### Your goal
Find the string "underlying" and gather every line that holds it.
** begin Recorded information **
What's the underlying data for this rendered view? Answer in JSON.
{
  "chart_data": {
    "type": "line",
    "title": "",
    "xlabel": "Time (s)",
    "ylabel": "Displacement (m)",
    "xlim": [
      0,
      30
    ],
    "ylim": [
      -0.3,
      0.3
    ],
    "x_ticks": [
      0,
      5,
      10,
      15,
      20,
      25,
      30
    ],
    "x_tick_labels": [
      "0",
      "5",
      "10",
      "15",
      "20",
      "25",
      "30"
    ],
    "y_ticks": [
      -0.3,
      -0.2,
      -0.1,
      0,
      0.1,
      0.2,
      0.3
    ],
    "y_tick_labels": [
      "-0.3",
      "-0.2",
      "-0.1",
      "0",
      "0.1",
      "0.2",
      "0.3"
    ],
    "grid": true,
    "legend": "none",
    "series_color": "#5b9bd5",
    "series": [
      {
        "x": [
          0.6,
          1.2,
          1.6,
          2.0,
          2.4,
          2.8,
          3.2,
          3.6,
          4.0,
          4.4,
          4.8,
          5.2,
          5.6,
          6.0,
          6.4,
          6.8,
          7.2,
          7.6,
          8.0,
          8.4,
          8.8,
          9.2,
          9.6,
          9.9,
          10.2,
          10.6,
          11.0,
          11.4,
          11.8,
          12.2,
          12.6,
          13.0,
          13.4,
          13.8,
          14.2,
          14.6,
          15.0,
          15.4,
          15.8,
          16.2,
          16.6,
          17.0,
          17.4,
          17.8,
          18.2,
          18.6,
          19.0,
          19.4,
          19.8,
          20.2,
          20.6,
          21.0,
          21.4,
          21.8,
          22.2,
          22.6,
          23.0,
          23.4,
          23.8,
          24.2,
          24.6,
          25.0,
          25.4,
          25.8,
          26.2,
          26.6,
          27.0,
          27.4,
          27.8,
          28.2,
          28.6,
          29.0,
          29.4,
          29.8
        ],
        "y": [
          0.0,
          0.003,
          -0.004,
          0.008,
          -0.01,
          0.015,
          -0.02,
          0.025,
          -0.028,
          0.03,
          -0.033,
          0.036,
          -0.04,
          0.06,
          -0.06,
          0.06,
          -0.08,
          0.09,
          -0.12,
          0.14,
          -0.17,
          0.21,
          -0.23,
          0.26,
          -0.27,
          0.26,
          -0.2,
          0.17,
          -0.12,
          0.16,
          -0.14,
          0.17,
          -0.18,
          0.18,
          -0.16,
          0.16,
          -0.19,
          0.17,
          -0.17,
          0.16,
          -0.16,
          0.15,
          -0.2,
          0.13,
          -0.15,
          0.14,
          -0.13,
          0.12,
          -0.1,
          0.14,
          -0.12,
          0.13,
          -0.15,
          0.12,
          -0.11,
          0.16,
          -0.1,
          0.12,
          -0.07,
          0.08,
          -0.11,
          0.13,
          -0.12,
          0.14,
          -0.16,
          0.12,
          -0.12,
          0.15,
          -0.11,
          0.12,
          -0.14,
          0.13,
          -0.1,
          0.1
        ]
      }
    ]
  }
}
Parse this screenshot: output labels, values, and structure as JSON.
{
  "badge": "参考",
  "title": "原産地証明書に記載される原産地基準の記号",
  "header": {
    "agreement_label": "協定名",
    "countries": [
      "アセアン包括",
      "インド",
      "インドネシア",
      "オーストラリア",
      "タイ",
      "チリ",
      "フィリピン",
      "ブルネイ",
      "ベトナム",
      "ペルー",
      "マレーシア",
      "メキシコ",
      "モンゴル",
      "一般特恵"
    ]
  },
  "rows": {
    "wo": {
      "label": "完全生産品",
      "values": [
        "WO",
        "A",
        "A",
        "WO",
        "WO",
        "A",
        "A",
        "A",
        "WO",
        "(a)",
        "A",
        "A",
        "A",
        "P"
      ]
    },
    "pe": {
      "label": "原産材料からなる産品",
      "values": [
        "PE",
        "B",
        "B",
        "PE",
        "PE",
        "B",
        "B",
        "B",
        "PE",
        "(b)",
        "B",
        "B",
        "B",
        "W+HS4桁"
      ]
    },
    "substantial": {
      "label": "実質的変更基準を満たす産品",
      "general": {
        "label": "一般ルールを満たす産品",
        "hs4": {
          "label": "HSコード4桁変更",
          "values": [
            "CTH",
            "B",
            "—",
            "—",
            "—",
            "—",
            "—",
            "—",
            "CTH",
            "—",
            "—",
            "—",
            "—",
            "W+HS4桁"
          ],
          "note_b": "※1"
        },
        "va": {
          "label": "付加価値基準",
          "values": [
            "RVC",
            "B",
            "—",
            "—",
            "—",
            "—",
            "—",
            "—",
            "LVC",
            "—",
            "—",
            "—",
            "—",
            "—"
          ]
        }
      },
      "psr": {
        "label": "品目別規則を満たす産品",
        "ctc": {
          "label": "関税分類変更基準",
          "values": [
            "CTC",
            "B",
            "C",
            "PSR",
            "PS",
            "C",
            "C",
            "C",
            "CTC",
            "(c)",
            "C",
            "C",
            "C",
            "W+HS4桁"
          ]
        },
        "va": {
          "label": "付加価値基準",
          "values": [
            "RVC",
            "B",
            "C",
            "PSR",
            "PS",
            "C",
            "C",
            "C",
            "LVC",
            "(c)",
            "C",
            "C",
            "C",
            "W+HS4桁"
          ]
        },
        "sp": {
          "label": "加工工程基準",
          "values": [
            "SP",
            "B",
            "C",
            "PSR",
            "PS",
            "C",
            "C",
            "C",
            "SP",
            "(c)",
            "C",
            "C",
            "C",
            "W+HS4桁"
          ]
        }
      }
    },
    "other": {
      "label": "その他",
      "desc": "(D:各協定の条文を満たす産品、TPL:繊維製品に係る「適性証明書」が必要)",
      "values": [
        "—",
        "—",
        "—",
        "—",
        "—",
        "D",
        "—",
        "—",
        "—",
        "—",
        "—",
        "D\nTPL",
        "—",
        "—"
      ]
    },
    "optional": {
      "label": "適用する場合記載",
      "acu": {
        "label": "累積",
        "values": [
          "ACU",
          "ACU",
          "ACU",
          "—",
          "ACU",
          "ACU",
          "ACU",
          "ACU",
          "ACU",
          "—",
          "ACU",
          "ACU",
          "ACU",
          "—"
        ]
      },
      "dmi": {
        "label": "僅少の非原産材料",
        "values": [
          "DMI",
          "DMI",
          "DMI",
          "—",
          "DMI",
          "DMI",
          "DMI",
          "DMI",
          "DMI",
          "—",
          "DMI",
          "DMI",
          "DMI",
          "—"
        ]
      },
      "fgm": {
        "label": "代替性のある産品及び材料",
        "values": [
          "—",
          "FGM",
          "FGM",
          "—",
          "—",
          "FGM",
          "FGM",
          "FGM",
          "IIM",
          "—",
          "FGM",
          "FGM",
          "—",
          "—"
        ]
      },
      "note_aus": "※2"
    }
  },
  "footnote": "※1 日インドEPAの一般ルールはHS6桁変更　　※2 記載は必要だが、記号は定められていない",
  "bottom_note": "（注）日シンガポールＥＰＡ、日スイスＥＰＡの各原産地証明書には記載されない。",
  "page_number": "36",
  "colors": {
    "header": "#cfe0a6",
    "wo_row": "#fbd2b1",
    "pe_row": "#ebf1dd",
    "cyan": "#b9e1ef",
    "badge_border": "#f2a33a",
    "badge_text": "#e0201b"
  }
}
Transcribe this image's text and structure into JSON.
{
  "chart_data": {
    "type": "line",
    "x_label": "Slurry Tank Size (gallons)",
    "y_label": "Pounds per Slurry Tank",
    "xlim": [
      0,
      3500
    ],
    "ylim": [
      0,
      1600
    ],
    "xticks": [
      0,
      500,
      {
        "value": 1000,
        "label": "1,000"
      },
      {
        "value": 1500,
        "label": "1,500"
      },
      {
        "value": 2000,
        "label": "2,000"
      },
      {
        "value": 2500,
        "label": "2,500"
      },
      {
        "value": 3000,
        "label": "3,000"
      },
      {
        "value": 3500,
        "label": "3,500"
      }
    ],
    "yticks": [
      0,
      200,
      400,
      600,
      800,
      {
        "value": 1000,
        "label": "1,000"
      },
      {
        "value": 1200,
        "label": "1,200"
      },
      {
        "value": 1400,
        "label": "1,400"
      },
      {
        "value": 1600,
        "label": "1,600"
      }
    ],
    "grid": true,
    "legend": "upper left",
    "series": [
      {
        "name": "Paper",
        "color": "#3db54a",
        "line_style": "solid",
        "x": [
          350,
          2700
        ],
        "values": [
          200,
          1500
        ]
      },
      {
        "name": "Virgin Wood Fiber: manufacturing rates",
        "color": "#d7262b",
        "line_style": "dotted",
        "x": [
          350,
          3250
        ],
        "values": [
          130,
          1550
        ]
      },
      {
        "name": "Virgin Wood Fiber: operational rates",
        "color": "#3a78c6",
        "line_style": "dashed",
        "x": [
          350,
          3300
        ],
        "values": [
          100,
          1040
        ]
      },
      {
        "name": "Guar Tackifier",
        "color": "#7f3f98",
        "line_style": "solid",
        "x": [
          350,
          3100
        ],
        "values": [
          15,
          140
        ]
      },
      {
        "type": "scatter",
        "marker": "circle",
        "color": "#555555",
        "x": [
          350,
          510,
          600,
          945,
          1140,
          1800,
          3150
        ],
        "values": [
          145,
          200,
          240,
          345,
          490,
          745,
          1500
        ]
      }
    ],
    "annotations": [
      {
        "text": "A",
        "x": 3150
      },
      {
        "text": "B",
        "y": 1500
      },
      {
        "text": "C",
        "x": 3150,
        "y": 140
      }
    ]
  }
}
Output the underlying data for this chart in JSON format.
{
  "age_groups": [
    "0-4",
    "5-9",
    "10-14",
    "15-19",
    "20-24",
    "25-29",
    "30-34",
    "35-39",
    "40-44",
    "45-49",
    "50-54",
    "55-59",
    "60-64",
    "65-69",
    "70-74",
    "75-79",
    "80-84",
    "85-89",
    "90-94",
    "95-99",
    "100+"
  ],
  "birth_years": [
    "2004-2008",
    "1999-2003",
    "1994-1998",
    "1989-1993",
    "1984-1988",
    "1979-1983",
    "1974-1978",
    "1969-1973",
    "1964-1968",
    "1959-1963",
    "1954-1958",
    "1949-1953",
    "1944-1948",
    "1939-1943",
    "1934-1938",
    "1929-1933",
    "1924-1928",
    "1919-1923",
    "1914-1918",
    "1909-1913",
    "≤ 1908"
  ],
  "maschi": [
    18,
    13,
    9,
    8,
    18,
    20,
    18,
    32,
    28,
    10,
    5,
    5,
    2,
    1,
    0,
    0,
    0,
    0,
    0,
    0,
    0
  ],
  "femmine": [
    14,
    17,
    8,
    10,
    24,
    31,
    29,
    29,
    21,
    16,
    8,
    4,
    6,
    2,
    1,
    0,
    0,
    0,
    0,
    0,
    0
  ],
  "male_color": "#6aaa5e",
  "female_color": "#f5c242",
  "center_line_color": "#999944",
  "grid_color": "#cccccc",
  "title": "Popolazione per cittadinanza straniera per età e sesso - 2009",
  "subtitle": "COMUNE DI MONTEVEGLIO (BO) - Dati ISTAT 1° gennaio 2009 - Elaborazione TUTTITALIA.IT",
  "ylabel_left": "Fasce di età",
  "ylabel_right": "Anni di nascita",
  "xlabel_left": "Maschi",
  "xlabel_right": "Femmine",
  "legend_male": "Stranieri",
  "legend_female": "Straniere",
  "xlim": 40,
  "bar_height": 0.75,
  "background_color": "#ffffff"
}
** end Recorded information **
### Task response
What's the underlying data for this rendered view? Answer in JSON.
Output the underlying data for this chart in JSON format.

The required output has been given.